** BEGIN Available records **
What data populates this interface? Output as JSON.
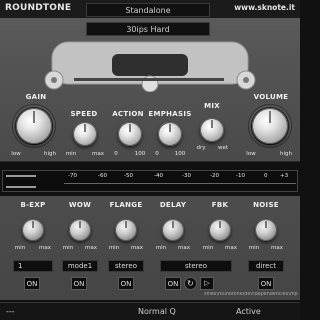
{
  "header": {
    "brand": "ROUNDTONE",
    "mode": "Standalone",
    "site": "www.sknote.it"
  },
  "preset": {
    "name": "30ips Hard"
  },
  "top_controls": {
    "gain": {
      "label": "GAIN",
      "min": "low",
      "max": "high"
    },
    "speed": {
      "label": "SPEED",
      "min": "min",
      "max": "max"
    },
    "action": {
      "label": "ACTION",
      "min": "0",
      "max": "100"
    },
    "emphasis": {
      "label": "EMPHASIS",
      "min": "0",
      "max": "100"
    },
    "mix": {
      "label": "MIX",
      "min": "dry",
      "max": "wet"
    },
    "volume": {
      "label": "VOLUME",
      "min": "low",
      "max": "high"
    }
  },
  "meter": {
    "scale": [
      "-70",
      "-60",
      "-50",
      "-40",
      "-30",
      "-20",
      "-10",
      "0",
      "+3"
    ]
  },
  "bottom_controls": [
    {
      "label": "B-EXP",
      "min": "min",
      "max": "max",
      "field": "1",
      "button": "ON"
    },
    {
      "label": "WOW",
      "min": "min",
      "max": "max",
      "field": "mode1",
      "button": "ON"
    },
    {
      "label": "FLANGE",
      "min": "min",
      "max": "max",
      "field": "stereo",
      "button": "ON"
    },
    {
      "label": "DELAY",
      "min": "min",
      "max": "max",
      "field": "stereo",
      "button": "ON"
    },
    {
      "label": "FBK",
      "min": "min",
      "max": "max",
      "field": "",
      "button": ""
    },
    {
      "label": "NOISE",
      "min": "min",
      "max": "max",
      "field": "direct",
      "button": "ON"
    }
  ],
  "file_path": "sfiles\\roundtone\\dev\\dependencies\\mp",
  "footer": {
    "left": "---",
    "quality": "Normal Q",
    "status": "Active"
  }
}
** END Available records **
→ **Exercise requirements**: Images in the data above are to be skipped. Retype all other material exactly.

→ **The output**:
What data populates this interface? Output as JSON.
{
  "header": {
    "brand": "ROUNDTONE",
    "mode": "Standalone",
    "site": "www.sknote.it"
  },
  "preset": {
    "name": "30ips Hard"
  },
  "top_controls": {
    "gain": {
      "label": "GAIN",
      "min": "low",
      "max": "high"
    },
    "speed": {
      "label": "SPEED",
      "min": "min",
      "max": "max"
    },
    "action": {
      "label": "ACTION",
      "min": "0",
      "max": "100"
    },
    "emphasis": {
      "label": "EMPHASIS",
      "min": "0",
      "max": "100"
    },
    "mix": {
      "label": "MIX",
      "min": "dry",
      "max": "wet"
    },
    "volume": {
      "label": "VOLUME",
      "min": "low",
      "max": "high"
    }
  },
  "meter": {
    "scale": [
      "-70",
      "-60",
      "-50",
      "-40",
      "-30",
      "-20",
      "-10",
      "0",
      "+3"
    ]
  },
  "bottom_controls": [
    {
      "label": "B-EXP",
      "min": "min",
      "max": "max",
      "field": "1",
      "button": "ON"
    },
    {
      "label": "WOW",
      "min": "min",
      "max": "max",
      "field": "mode1",
      "button": "ON"
    },
    {
      "label": "FLANGE",
      "min": "min",
      "max": "max",
      "field": "stereo",
      "button": "ON"
    },
    {
      "label": "DELAY",
      "min": "min",
      "max": "max",
      "field": "stereo",
      "button": "ON"
    },
    {
      "label": "FBK",
      "min": "min",
      "max": "max",
      "field": "",
      "button": ""
    },
    {
      "label": "NOISE",
      "min": "min",
      "max": "max",
      "field": "direct",
      "button": "ON"
    }
  ],
  "file_path": "sfiles\\roundtone\\dev\\dependencies\\mp",
  "footer": {
    "left": "---",
    "quality": "Normal Q",
    "status": "Active"
  }
}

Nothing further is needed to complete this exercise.